• [The problem]:
Collect all the lines that mention the word "concetration".
======== Exercise input ========
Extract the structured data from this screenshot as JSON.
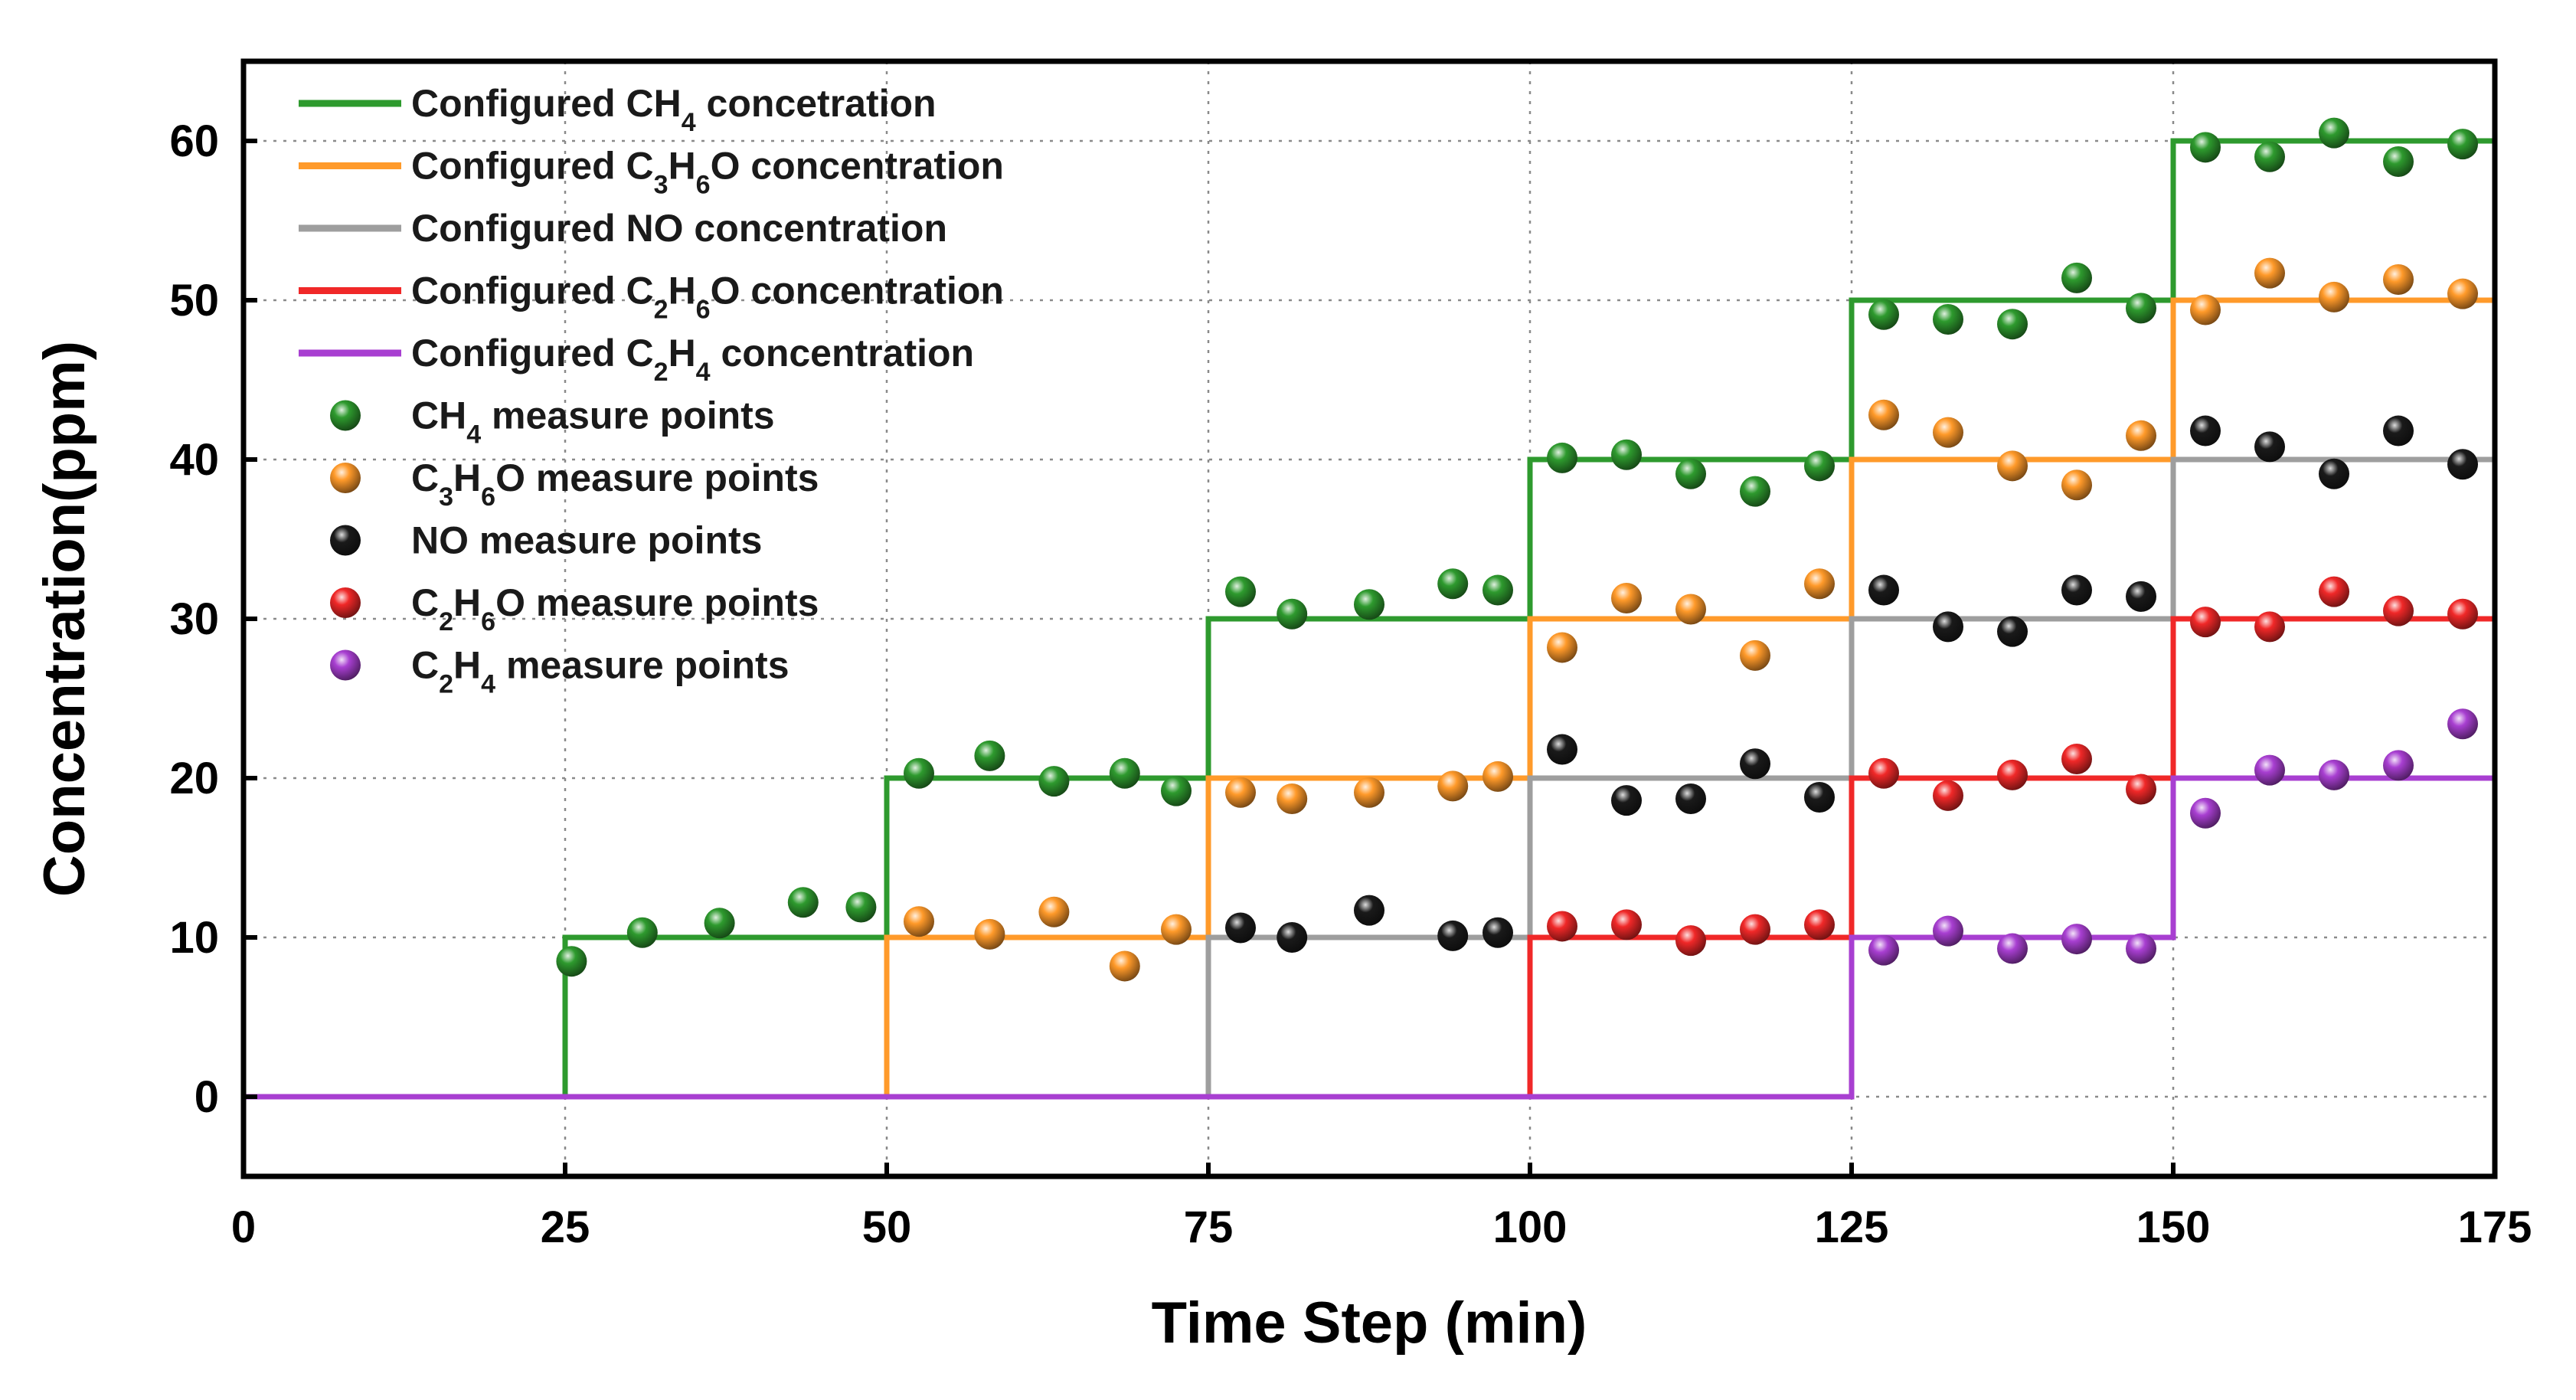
{
  "chart_data": {
    "type": "line",
    "xlabel": "Time Step (min)",
    "ylabel": "Concentration(ppm)",
    "xlim": [
      0,
      175
    ],
    "ylim": [
      -5,
      65
    ],
    "xticks": [
      0,
      25,
      50,
      75,
      100,
      125,
      150,
      175
    ],
    "yticks": [
      0,
      10,
      20,
      30,
      40,
      50,
      60
    ],
    "grid": true,
    "legend_position": "top-left",
    "series": [
      {
        "name": "Configured CH4 concetration",
        "label_parts": [
          [
            "Configured CH",
            ""
          ],
          [
            "4",
            "sub"
          ],
          [
            " concetration",
            ""
          ]
        ],
        "kind": "step",
        "color": "#2e9a2e",
        "points": [
          [
            0,
            0
          ],
          [
            25,
            0
          ],
          [
            25,
            10
          ],
          [
            50,
            10
          ],
          [
            50,
            20
          ],
          [
            75,
            20
          ],
          [
            75,
            30
          ],
          [
            100,
            30
          ],
          [
            100,
            40
          ],
          [
            125,
            40
          ],
          [
            125,
            50
          ],
          [
            150,
            50
          ],
          [
            150,
            60
          ],
          [
            175,
            60
          ]
        ]
      },
      {
        "name": "Configured C3H6O concentration",
        "label_parts": [
          [
            "Configured C",
            ""
          ],
          [
            "3",
            "sub"
          ],
          [
            "H",
            ""
          ],
          [
            "6",
            "sub"
          ],
          [
            "O concentration",
            ""
          ]
        ],
        "kind": "step",
        "color": "#ff9a2a",
        "points": [
          [
            0,
            0
          ],
          [
            50,
            0
          ],
          [
            50,
            10
          ],
          [
            75,
            10
          ],
          [
            75,
            20
          ],
          [
            100,
            20
          ],
          [
            100,
            30
          ],
          [
            125,
            30
          ],
          [
            125,
            40
          ],
          [
            150,
            40
          ],
          [
            150,
            50
          ],
          [
            175,
            50
          ]
        ]
      },
      {
        "name": "Configured NO concentration",
        "label_parts": [
          [
            "Configured NO concentration",
            ""
          ]
        ],
        "kind": "step",
        "color": "#9e9e9e",
        "points": [
          [
            0,
            0
          ],
          [
            75,
            0
          ],
          [
            75,
            10
          ],
          [
            100,
            10
          ],
          [
            100,
            20
          ],
          [
            125,
            20
          ],
          [
            125,
            30
          ],
          [
            150,
            30
          ],
          [
            150,
            40
          ],
          [
            175,
            40
          ]
        ]
      },
      {
        "name": "Configured C2H6O concentration",
        "label_parts": [
          [
            "Configured C",
            ""
          ],
          [
            "2",
            "sub"
          ],
          [
            "H",
            ""
          ],
          [
            "6",
            "sub"
          ],
          [
            "O concentration",
            ""
          ]
        ],
        "kind": "step",
        "color": "#f02828",
        "points": [
          [
            0,
            0
          ],
          [
            100,
            0
          ],
          [
            100,
            10
          ],
          [
            125,
            10
          ],
          [
            125,
            20
          ],
          [
            150,
            20
          ],
          [
            150,
            30
          ],
          [
            175,
            30
          ]
        ]
      },
      {
        "name": "Configured C2H4 concentration",
        "label_parts": [
          [
            "Configured C",
            ""
          ],
          [
            "2",
            "sub"
          ],
          [
            "H",
            ""
          ],
          [
            "4",
            "sub"
          ],
          [
            " concentration",
            ""
          ]
        ],
        "kind": "step",
        "color": "#a83fd1",
        "points": [
          [
            0,
            0
          ],
          [
            125,
            0
          ],
          [
            125,
            10
          ],
          [
            150,
            10
          ],
          [
            150,
            20
          ],
          [
            175,
            20
          ]
        ]
      },
      {
        "name": "CH4 measure points",
        "label_parts": [
          [
            "CH",
            ""
          ],
          [
            "4",
            "sub"
          ],
          [
            " measure points",
            ""
          ]
        ],
        "kind": "scatter",
        "color": "#2e9a2e",
        "points": [
          [
            25.5,
            8.5
          ],
          [
            31,
            10.3
          ],
          [
            37,
            10.9
          ],
          [
            43.5,
            12.2
          ],
          [
            48,
            11.9
          ],
          [
            52.5,
            20.3
          ],
          [
            58,
            21.4
          ],
          [
            63,
            19.8
          ],
          [
            68.5,
            20.3
          ],
          [
            72.5,
            19.2
          ],
          [
            77.5,
            31.7
          ],
          [
            81.5,
            30.3
          ],
          [
            87.5,
            30.9
          ],
          [
            94,
            32.2
          ],
          [
            97.5,
            31.8
          ],
          [
            102.5,
            40.1
          ],
          [
            107.5,
            40.3
          ],
          [
            112.5,
            39.1
          ],
          [
            117.5,
            38
          ],
          [
            122.5,
            39.6
          ],
          [
            127.5,
            49.1
          ],
          [
            132.5,
            48.8
          ],
          [
            137.5,
            48.5
          ],
          [
            142.5,
            51.4
          ],
          [
            147.5,
            49.5
          ],
          [
            152.5,
            59.6
          ],
          [
            157.5,
            59
          ],
          [
            162.5,
            60.5
          ],
          [
            167.5,
            58.7
          ],
          [
            172.5,
            59.8
          ]
        ]
      },
      {
        "name": "C3H6O measure points",
        "label_parts": [
          [
            "C",
            ""
          ],
          [
            "3",
            "sub"
          ],
          [
            "H",
            ""
          ],
          [
            "6",
            "sub"
          ],
          [
            "O measure points",
            ""
          ]
        ],
        "kind": "scatter",
        "color": "#ff9a2a",
        "points": [
          [
            52.5,
            11
          ],
          [
            58,
            10.2
          ],
          [
            63,
            11.6
          ],
          [
            68.5,
            8.2
          ],
          [
            72.5,
            10.5
          ],
          [
            77.5,
            19.1
          ],
          [
            81.5,
            18.7
          ],
          [
            87.5,
            19.1
          ],
          [
            94,
            19.5
          ],
          [
            97.5,
            20.1
          ],
          [
            102.5,
            28.2
          ],
          [
            107.5,
            31.3
          ],
          [
            112.5,
            30.6
          ],
          [
            117.5,
            27.7
          ],
          [
            122.5,
            32.2
          ],
          [
            127.5,
            42.8
          ],
          [
            132.5,
            41.7
          ],
          [
            137.5,
            39.6
          ],
          [
            142.5,
            38.4
          ],
          [
            147.5,
            41.5
          ],
          [
            152.5,
            49.4
          ],
          [
            157.5,
            51.7
          ],
          [
            162.5,
            50.2
          ],
          [
            167.5,
            51.3
          ],
          [
            172.5,
            50.4
          ]
        ]
      },
      {
        "name": "NO measure points",
        "label_parts": [
          [
            "NO measure points",
            ""
          ]
        ],
        "kind": "scatter",
        "color": "#1a1a1a",
        "points": [
          [
            77.5,
            10.6
          ],
          [
            81.5,
            10
          ],
          [
            87.5,
            11.7
          ],
          [
            94,
            10.1
          ],
          [
            97.5,
            10.3
          ],
          [
            102.5,
            21.8
          ],
          [
            107.5,
            18.6
          ],
          [
            112.5,
            18.7
          ],
          [
            117.5,
            20.9
          ],
          [
            122.5,
            18.8
          ],
          [
            127.5,
            31.8
          ],
          [
            132.5,
            29.5
          ],
          [
            137.5,
            29.2
          ],
          [
            142.5,
            31.8
          ],
          [
            147.5,
            31.4
          ],
          [
            152.5,
            41.8
          ],
          [
            157.5,
            40.8
          ],
          [
            162.5,
            39.1
          ],
          [
            167.5,
            41.8
          ],
          [
            172.5,
            39.7
          ]
        ]
      },
      {
        "name": "C2H6O measure points",
        "label_parts": [
          [
            "C",
            ""
          ],
          [
            "2",
            "sub"
          ],
          [
            "H",
            ""
          ],
          [
            "6",
            "sub"
          ],
          [
            "O measure points",
            ""
          ]
        ],
        "kind": "scatter",
        "color": "#f02828",
        "points": [
          [
            102.5,
            10.7
          ],
          [
            107.5,
            10.8
          ],
          [
            112.5,
            9.8
          ],
          [
            117.5,
            10.5
          ],
          [
            122.5,
            10.8
          ],
          [
            127.5,
            20.3
          ],
          [
            132.5,
            18.9
          ],
          [
            137.5,
            20.2
          ],
          [
            142.5,
            21.2
          ],
          [
            147.5,
            19.3
          ],
          [
            152.5,
            29.8
          ],
          [
            157.5,
            29.5
          ],
          [
            162.5,
            31.7
          ],
          [
            167.5,
            30.5
          ],
          [
            172.5,
            30.3
          ]
        ]
      },
      {
        "name": "C2H4 measure points",
        "label_parts": [
          [
            "C",
            ""
          ],
          [
            "2",
            "sub"
          ],
          [
            "H",
            ""
          ],
          [
            "4",
            "sub"
          ],
          [
            " measure points",
            ""
          ]
        ],
        "kind": "scatter",
        "color": "#a83fd1",
        "points": [
          [
            127.5,
            9.2
          ],
          [
            132.5,
            10.4
          ],
          [
            137.5,
            9.3
          ],
          [
            142.5,
            9.9
          ],
          [
            147.5,
            9.3
          ],
          [
            152.5,
            17.8
          ],
          [
            157.5,
            20.5
          ],
          [
            162.5,
            20.2
          ],
          [
            167.5,
            20.8
          ],
          [
            172.5,
            23.4
          ]
        ]
      }
    ]
  }
}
========
• [Written reply]:
        "name": "Configured CH4 concetration",
            " concetration",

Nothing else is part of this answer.